====== PROVIDED PASSAGE ======
Bug 44059

Summary: Unsychronized HashMaps being used improperly leads to horrible performance
Product: Lenya Reporter: Richard Frovarp <rfrovarp>
Component: MiscellaneousAssignee: Lenya Developers <dev>
Status: NEW ---    
Severity: major CC: taffy-tyler6464
Priority: P2    
Version: 1.2.5   
Target Milestone: 1.2.7   
Hardware: Other   
OS: other   

Description Richard Frovarp 2007-12-11 12:25:34 UTC
I have a thread that is hung and is taking up 100% of one of my CPUs. I'm
running Java 1.6.0.3. Since it is blocked in HashMap, which is not synchronized,
it doesn't appear to be an issue with our code. jconsole can't detect any
deadlocks. I assume it is this thread as the ThreadUserTime is massive,
359,995,020,000,000, compared to other SocketListener's.
====== COLLECTED DATA ======
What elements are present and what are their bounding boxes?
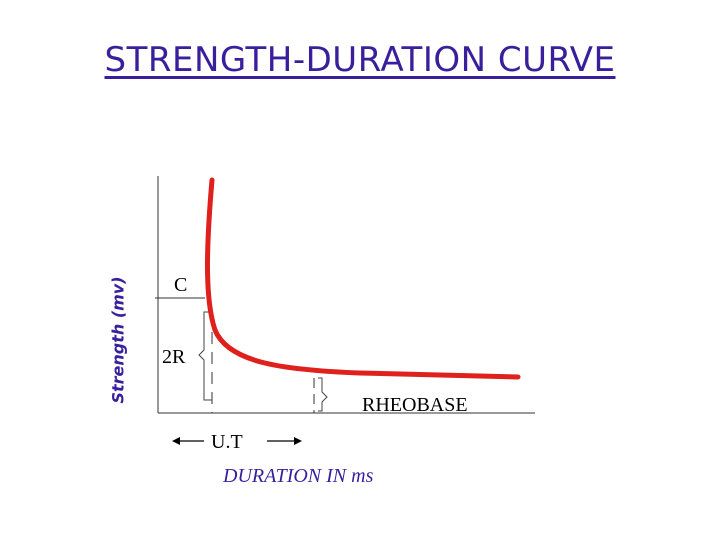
======
▶ **GIVEN TASK**: Reproduce the full Lenya bug report word for word.

▶ **OUTPUT OF THE EXERCISE**:
Bug 44059

Summary: Unsychronized HashMaps being used improperly leads to horrible performance
Product: Lenya Reporter: Richard Frovarp <rfrovarp>
Component: MiscellaneousAssignee: Lenya Developers <dev>
Status: NEW ---    
Severity: major CC: taffy-tyler6464
Priority: P2    
Version: 1.2.5   
Target Milestone: 1.2.7   
Hardware: Other   
OS: other   

Description Richard Frovarp 2007-12-11 12:25:34 UTC
I have a thread that is hung and is taking up 100% of one of my CPUs. I'm
running Java 1.6.0.3. Since it is blocked in HashMap, which is not synchronized,
it doesn't appear to be an issue with our code. jconsole can't detect any
deadlocks. I assume it is this thread as the ThreadUserTime is massive,
359,995,020,000,000, compared to other SocketListener's.